Try it => What you produce should be every line from the data that includes "level".

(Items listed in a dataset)
-- -- --

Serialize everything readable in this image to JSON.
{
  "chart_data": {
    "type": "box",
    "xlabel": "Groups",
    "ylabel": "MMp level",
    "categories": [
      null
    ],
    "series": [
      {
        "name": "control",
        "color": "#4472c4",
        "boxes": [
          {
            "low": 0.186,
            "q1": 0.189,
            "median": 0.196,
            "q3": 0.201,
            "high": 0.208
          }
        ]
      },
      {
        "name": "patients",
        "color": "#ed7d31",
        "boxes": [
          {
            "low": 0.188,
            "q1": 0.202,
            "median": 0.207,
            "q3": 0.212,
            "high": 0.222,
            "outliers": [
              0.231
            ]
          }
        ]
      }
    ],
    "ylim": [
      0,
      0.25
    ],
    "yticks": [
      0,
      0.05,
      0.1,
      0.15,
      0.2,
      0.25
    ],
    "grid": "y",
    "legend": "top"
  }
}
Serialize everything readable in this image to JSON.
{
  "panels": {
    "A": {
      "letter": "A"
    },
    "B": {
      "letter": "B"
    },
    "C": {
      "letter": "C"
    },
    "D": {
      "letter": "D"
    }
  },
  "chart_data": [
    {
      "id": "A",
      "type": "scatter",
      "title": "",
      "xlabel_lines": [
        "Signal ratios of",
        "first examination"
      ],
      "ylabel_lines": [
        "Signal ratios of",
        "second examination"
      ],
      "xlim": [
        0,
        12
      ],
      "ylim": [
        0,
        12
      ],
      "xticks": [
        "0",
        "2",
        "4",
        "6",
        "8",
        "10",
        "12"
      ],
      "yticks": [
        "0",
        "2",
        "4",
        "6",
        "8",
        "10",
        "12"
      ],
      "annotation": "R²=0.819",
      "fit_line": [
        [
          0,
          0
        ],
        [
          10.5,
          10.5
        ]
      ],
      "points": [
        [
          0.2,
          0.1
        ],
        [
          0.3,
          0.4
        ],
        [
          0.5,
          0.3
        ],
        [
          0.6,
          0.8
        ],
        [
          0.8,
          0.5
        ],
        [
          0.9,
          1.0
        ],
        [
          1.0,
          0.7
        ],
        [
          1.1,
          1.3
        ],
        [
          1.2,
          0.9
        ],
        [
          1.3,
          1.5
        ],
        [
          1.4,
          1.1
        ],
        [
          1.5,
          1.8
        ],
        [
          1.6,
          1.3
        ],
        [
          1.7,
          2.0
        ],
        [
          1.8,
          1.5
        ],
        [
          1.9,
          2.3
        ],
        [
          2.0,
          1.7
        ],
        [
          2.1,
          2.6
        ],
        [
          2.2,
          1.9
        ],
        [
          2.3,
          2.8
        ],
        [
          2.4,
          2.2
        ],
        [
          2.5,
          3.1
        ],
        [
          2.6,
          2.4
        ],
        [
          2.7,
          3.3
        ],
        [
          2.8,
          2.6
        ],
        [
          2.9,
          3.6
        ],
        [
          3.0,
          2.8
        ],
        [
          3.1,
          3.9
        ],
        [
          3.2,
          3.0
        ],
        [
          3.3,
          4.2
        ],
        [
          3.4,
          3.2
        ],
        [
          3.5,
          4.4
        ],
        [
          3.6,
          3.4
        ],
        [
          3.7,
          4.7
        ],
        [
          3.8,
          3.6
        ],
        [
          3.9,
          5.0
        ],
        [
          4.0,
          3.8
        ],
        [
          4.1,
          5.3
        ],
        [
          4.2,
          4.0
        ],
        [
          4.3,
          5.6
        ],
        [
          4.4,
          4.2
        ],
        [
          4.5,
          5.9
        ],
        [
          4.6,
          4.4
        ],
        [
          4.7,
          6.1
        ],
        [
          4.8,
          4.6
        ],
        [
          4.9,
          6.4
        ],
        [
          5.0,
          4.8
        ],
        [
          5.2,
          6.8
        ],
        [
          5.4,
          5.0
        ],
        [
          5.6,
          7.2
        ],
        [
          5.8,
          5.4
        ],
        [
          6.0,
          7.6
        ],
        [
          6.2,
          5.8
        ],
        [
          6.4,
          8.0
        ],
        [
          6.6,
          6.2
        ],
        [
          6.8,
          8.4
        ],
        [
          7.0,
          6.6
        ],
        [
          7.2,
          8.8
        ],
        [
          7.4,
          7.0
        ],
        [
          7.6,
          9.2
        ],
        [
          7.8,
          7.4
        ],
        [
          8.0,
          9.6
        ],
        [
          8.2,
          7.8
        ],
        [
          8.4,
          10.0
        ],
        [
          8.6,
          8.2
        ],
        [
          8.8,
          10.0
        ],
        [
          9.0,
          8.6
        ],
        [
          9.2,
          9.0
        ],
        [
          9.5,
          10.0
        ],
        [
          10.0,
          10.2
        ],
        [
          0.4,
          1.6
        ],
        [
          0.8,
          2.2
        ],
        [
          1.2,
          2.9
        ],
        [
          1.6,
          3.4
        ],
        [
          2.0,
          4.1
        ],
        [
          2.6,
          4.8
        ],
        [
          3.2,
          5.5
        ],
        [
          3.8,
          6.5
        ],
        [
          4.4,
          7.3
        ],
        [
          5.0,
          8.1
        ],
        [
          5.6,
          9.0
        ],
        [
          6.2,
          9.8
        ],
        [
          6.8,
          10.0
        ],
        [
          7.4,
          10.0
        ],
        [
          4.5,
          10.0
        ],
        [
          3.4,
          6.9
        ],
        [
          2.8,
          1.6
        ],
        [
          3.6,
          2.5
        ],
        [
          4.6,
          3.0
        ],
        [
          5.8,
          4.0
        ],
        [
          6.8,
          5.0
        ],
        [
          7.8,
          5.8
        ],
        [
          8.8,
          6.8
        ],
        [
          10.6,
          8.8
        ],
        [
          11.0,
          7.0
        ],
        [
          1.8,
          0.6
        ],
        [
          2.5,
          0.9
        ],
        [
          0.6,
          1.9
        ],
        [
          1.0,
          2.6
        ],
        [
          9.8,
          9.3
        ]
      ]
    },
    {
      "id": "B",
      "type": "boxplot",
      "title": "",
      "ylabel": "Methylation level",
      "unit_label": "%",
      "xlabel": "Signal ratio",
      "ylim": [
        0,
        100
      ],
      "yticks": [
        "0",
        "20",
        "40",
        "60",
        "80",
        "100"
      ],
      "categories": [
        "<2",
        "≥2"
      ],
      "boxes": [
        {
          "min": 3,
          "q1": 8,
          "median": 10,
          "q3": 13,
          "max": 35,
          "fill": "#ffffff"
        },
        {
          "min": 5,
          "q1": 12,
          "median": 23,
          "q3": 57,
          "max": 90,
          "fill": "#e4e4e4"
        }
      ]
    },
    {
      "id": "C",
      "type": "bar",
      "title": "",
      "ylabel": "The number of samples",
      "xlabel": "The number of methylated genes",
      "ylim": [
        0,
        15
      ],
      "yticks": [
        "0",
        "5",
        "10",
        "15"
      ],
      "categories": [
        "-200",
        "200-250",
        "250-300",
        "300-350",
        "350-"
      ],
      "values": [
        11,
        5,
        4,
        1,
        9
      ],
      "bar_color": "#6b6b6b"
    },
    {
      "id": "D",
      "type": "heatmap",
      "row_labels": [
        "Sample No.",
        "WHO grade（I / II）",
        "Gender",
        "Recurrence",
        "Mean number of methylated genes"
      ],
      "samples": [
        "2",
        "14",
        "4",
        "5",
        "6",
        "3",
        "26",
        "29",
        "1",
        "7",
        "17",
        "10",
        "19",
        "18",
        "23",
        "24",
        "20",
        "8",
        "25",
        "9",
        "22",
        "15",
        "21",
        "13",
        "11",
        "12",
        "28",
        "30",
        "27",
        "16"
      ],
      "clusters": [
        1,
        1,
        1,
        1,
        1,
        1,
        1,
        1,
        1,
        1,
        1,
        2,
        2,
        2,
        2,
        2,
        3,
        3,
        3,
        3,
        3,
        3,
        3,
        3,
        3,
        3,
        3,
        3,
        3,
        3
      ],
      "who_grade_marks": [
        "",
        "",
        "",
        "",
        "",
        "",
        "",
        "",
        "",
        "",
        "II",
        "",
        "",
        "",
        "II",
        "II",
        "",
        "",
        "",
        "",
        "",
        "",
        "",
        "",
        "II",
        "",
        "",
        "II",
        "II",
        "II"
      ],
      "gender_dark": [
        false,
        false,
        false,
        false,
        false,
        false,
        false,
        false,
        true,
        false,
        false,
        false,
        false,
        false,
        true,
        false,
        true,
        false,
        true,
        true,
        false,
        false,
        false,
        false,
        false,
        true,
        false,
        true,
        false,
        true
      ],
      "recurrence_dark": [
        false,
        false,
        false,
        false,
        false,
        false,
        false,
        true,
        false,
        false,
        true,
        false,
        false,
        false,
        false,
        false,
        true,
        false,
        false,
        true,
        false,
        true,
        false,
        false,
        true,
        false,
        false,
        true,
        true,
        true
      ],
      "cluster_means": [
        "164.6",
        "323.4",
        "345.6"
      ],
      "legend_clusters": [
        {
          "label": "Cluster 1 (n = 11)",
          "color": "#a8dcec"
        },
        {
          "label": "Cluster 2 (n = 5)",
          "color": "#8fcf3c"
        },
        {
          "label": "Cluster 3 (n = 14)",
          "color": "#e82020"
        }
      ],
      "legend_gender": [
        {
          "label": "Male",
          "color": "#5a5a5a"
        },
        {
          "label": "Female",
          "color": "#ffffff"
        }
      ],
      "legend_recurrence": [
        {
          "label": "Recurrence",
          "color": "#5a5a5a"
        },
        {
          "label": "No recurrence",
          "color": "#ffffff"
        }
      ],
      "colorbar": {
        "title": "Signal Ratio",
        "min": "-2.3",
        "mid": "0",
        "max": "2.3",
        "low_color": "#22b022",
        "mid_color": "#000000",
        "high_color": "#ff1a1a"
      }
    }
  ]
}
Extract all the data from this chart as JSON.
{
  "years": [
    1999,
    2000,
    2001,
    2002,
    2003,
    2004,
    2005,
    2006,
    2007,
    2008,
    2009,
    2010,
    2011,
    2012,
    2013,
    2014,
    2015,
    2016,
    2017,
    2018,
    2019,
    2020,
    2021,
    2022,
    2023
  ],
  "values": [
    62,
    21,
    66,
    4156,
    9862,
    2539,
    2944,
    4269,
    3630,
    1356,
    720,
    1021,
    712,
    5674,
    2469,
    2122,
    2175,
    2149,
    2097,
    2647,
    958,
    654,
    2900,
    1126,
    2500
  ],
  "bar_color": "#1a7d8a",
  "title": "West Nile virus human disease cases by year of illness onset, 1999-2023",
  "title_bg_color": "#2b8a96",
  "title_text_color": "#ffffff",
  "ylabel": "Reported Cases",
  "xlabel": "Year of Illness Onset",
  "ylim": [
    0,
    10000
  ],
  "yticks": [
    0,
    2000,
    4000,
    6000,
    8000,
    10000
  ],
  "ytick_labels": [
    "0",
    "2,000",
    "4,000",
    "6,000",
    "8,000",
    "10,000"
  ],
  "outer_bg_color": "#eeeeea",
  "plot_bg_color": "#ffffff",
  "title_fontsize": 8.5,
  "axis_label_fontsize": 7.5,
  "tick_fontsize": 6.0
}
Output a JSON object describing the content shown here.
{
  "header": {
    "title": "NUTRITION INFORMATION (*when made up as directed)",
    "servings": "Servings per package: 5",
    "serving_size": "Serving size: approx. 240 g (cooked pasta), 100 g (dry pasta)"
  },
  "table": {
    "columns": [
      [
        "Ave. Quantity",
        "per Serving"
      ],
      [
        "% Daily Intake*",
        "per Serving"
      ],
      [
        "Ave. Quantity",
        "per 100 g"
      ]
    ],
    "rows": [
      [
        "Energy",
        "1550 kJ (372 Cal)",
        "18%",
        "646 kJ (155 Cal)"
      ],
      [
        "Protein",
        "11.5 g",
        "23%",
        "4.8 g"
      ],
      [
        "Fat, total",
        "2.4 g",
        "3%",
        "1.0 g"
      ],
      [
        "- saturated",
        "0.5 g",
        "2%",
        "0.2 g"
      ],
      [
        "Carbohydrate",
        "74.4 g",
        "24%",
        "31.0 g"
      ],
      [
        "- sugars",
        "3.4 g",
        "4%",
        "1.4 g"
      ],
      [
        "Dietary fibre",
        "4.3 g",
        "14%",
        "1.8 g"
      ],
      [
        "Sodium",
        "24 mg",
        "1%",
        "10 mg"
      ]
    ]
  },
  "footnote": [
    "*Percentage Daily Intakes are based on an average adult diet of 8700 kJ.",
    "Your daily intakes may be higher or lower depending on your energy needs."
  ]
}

-- -- --

Reply to the task =>
    "ylabel": "MMp level",
      "ylabel": "Methylation level",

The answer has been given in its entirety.